# What the exercise asks
In the records below, find each line containing the word "lihtmenetluseks" and copy it.

***

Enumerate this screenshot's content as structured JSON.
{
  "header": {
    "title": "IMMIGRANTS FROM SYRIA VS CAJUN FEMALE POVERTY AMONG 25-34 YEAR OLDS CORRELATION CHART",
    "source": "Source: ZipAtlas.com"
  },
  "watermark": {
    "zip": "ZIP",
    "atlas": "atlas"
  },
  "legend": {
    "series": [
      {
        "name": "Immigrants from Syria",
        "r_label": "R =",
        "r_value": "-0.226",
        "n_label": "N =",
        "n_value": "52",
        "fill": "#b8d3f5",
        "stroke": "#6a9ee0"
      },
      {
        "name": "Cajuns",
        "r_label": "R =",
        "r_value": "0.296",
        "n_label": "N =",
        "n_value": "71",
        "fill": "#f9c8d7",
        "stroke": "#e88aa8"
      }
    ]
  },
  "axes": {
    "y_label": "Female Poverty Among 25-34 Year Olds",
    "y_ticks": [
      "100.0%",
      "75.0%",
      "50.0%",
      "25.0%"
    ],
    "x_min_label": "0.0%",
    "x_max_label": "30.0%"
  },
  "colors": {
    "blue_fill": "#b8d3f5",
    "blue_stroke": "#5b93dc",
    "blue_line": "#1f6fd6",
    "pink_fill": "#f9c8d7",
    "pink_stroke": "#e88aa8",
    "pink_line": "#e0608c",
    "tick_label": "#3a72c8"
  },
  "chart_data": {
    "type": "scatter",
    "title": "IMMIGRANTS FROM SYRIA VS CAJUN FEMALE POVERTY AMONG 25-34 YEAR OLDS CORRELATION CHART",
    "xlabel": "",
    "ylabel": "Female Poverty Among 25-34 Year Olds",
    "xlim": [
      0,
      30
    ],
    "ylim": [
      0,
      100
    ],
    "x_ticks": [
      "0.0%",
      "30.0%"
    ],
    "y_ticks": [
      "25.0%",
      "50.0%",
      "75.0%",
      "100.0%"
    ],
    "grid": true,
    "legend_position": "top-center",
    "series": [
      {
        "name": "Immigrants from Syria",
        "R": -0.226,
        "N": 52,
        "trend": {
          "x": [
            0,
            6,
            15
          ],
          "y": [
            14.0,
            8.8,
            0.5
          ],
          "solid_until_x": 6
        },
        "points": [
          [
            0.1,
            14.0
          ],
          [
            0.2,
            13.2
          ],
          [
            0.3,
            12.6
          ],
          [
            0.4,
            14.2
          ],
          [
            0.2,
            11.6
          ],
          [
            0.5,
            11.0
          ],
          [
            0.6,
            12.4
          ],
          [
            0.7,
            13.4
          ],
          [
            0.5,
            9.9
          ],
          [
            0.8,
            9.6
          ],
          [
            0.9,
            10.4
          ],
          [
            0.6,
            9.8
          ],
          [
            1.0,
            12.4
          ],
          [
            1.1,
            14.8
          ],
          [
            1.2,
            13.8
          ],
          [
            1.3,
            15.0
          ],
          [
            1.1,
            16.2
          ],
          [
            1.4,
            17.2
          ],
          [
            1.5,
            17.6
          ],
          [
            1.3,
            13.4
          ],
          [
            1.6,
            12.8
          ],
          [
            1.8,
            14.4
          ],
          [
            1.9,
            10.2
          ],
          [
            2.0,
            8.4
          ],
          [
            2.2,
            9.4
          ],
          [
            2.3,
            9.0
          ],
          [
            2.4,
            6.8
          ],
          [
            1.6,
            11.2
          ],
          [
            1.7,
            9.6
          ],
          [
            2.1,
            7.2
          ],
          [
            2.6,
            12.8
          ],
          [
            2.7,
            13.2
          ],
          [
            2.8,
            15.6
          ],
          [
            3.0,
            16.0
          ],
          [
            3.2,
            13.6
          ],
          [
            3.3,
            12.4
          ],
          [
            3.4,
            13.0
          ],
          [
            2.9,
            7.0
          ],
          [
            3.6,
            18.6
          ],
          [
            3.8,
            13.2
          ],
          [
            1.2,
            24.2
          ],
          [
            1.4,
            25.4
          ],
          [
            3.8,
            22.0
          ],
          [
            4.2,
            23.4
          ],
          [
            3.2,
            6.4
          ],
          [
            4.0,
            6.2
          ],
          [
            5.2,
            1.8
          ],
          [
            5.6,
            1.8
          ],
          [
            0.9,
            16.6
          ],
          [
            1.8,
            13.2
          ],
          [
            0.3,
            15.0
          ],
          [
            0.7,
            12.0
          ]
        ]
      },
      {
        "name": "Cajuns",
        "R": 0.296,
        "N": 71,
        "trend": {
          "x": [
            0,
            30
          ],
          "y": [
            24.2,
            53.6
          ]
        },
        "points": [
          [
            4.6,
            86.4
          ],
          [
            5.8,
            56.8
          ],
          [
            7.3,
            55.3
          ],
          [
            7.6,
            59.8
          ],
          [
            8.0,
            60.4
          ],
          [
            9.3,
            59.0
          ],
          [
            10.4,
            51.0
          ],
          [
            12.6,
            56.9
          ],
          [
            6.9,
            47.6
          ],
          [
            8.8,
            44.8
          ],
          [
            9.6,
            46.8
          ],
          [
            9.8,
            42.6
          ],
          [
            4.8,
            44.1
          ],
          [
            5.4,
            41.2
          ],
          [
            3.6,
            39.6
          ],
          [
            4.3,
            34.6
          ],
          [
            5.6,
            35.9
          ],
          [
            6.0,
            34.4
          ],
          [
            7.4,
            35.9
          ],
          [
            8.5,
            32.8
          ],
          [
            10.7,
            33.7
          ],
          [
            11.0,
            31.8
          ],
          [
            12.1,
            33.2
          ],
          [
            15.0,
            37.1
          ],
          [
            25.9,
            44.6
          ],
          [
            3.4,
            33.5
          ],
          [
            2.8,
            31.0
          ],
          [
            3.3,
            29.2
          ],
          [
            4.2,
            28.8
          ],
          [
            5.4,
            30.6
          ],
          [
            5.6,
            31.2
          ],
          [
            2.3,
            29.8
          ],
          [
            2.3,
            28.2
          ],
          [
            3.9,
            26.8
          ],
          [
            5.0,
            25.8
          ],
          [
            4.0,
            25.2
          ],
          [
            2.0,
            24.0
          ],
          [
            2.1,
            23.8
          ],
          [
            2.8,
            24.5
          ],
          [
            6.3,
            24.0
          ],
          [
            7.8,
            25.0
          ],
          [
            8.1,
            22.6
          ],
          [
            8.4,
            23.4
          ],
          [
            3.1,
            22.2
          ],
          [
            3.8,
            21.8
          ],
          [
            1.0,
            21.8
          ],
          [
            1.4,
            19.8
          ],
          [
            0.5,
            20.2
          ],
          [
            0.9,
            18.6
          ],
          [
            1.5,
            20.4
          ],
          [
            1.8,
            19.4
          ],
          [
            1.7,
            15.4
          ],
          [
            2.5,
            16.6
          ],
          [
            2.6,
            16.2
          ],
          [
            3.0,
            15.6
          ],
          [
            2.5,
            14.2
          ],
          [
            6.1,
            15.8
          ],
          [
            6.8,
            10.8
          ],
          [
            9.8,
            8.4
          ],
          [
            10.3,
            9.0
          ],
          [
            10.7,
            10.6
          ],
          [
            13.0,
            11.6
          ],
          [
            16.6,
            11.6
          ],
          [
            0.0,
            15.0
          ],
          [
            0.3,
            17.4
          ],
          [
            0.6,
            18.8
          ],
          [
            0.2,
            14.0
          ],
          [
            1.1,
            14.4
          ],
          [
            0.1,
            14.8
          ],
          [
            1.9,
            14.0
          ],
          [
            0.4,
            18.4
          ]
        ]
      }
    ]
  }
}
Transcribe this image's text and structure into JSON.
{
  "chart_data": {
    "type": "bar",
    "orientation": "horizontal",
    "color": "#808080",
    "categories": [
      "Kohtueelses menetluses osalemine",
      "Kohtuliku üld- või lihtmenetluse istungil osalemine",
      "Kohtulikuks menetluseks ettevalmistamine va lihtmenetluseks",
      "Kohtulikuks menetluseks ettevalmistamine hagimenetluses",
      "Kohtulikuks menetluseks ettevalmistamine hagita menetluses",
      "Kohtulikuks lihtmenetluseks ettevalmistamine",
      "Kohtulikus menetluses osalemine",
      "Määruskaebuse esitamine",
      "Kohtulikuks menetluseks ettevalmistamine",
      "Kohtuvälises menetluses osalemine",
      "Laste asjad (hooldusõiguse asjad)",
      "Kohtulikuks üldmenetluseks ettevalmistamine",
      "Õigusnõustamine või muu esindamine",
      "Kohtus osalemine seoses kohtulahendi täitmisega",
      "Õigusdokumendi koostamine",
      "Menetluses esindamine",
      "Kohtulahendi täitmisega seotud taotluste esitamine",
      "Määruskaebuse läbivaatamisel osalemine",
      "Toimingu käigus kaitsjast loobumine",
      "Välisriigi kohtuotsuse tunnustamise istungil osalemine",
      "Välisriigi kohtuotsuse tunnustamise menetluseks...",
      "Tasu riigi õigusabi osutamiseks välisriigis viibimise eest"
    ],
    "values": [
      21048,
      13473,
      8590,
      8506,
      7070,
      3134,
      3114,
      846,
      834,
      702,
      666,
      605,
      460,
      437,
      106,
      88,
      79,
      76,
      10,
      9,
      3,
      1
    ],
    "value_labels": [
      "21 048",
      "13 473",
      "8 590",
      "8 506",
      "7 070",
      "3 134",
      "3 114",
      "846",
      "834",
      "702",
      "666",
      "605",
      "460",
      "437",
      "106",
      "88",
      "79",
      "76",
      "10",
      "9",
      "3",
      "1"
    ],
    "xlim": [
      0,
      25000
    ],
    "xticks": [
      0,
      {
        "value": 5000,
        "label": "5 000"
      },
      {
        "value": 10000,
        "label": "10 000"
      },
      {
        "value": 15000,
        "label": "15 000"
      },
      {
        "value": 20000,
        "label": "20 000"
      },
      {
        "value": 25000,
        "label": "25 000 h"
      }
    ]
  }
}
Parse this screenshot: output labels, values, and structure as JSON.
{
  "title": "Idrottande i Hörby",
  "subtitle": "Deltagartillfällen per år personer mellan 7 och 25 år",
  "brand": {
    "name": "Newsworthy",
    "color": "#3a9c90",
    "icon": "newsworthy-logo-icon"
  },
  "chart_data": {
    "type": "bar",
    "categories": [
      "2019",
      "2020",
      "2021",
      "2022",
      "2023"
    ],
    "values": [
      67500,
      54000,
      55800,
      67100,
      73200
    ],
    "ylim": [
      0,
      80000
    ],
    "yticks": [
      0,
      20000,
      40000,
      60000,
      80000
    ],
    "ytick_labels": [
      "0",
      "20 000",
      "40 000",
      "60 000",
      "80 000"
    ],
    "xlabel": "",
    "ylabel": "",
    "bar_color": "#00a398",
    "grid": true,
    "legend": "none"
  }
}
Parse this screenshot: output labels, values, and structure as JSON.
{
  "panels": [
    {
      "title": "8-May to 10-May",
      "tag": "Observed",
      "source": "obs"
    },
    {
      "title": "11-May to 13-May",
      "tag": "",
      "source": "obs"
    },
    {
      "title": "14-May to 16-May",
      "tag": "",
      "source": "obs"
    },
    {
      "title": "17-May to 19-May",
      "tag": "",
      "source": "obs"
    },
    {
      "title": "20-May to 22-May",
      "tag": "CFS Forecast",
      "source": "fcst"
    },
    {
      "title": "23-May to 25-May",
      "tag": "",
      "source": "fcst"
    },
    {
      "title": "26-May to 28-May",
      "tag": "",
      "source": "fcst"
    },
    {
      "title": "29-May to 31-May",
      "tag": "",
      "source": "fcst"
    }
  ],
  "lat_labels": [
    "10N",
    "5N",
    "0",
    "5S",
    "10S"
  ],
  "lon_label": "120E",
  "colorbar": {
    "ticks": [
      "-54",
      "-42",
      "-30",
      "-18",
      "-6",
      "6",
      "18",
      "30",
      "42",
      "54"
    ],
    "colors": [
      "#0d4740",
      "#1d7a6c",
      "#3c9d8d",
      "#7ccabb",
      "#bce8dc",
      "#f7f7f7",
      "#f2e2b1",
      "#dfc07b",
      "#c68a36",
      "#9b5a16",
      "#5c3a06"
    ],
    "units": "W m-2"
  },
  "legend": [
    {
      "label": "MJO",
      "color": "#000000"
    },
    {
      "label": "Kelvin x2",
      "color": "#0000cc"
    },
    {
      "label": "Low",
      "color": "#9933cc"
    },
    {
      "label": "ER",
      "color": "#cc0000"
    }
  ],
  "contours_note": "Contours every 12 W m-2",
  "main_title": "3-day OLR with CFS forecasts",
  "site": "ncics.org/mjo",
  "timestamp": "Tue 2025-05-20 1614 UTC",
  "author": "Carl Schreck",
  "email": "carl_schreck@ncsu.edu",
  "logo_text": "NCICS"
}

***

# Task result
      "Kohtulikuks menetluseks ettevalmistamine va lihtmenetluseks",
      "Kohtulikuks lihtmenetluseks ettevalmistamine",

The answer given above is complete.